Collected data
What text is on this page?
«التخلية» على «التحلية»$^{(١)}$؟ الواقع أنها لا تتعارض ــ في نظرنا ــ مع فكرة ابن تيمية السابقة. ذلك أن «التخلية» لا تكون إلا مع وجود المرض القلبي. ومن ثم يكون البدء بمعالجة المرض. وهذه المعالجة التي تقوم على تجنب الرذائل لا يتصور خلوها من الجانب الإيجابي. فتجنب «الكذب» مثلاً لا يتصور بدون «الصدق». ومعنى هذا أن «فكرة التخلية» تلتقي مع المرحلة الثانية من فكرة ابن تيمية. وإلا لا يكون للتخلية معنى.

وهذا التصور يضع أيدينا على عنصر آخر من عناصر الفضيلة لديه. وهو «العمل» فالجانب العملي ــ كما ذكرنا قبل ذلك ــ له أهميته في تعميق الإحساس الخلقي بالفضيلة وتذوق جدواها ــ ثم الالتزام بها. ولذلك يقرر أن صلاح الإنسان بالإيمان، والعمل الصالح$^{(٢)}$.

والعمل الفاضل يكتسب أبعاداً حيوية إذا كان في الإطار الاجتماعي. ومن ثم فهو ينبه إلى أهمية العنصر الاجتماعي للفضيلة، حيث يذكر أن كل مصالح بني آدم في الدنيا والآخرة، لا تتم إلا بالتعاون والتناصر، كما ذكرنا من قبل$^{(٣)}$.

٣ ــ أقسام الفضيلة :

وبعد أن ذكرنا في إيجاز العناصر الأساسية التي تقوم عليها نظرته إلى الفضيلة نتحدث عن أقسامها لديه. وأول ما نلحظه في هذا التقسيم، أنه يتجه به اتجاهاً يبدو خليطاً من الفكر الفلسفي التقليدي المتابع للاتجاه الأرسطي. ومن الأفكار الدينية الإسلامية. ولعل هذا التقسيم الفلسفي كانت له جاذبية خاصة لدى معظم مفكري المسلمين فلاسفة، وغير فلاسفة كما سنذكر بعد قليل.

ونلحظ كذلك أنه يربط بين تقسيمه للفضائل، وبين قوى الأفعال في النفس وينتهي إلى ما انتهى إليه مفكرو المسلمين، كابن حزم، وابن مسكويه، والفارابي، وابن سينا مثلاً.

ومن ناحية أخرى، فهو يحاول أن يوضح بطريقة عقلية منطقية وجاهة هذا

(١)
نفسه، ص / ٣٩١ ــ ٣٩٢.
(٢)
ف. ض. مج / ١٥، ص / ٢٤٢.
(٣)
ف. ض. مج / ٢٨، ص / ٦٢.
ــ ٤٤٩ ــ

...

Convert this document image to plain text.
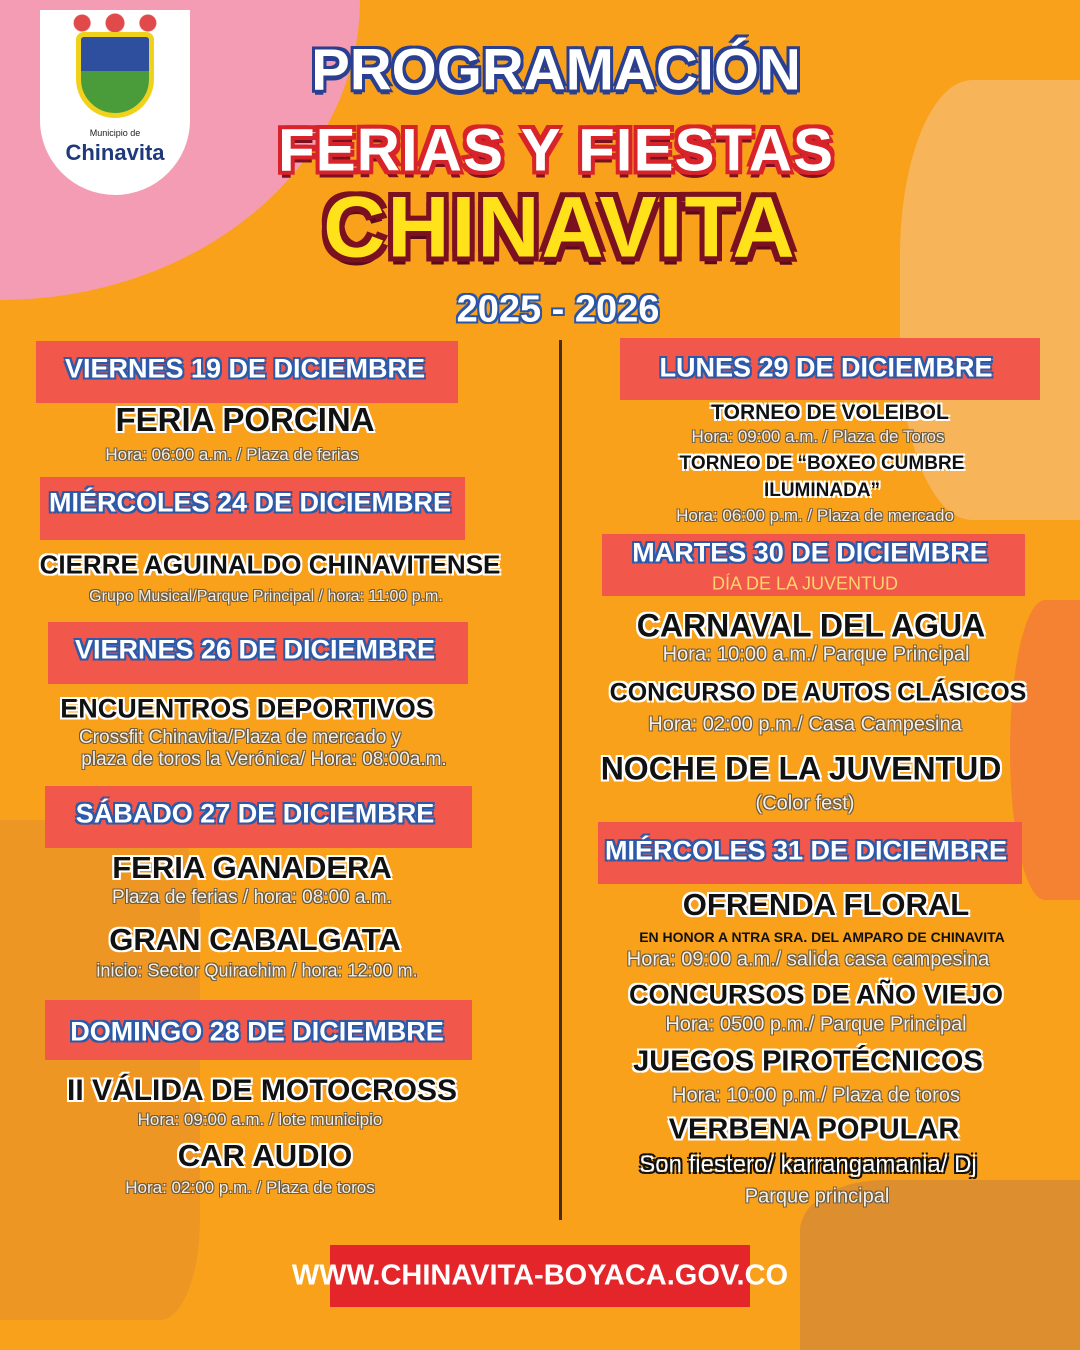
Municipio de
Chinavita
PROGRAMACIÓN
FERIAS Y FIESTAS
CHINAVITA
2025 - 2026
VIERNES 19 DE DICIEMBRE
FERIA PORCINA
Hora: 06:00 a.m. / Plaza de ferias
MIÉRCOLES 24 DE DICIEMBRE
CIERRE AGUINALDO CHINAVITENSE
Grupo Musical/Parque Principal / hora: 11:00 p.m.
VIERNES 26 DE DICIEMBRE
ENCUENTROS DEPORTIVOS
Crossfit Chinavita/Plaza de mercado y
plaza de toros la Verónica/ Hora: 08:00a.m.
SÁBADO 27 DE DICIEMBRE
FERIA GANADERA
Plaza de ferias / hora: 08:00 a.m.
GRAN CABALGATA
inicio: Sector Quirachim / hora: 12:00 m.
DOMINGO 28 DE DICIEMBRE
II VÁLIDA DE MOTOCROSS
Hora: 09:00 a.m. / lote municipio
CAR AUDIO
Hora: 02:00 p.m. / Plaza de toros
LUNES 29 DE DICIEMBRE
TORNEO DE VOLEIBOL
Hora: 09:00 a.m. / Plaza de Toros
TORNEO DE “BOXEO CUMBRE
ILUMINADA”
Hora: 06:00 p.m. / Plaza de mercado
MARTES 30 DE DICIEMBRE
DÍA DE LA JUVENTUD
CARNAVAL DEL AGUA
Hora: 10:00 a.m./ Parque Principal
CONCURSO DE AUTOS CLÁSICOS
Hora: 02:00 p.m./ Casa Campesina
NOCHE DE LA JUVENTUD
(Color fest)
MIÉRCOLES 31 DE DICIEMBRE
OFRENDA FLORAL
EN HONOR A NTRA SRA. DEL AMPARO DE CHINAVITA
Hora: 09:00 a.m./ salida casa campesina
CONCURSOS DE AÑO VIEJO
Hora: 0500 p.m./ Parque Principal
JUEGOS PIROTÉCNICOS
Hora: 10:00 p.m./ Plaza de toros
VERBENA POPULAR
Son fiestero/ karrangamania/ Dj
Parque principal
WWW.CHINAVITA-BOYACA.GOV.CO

**Requirements**. Among the lines of the records above, count those holding the string "VIERNES", and report only the number.

**Response to the exercise**. 2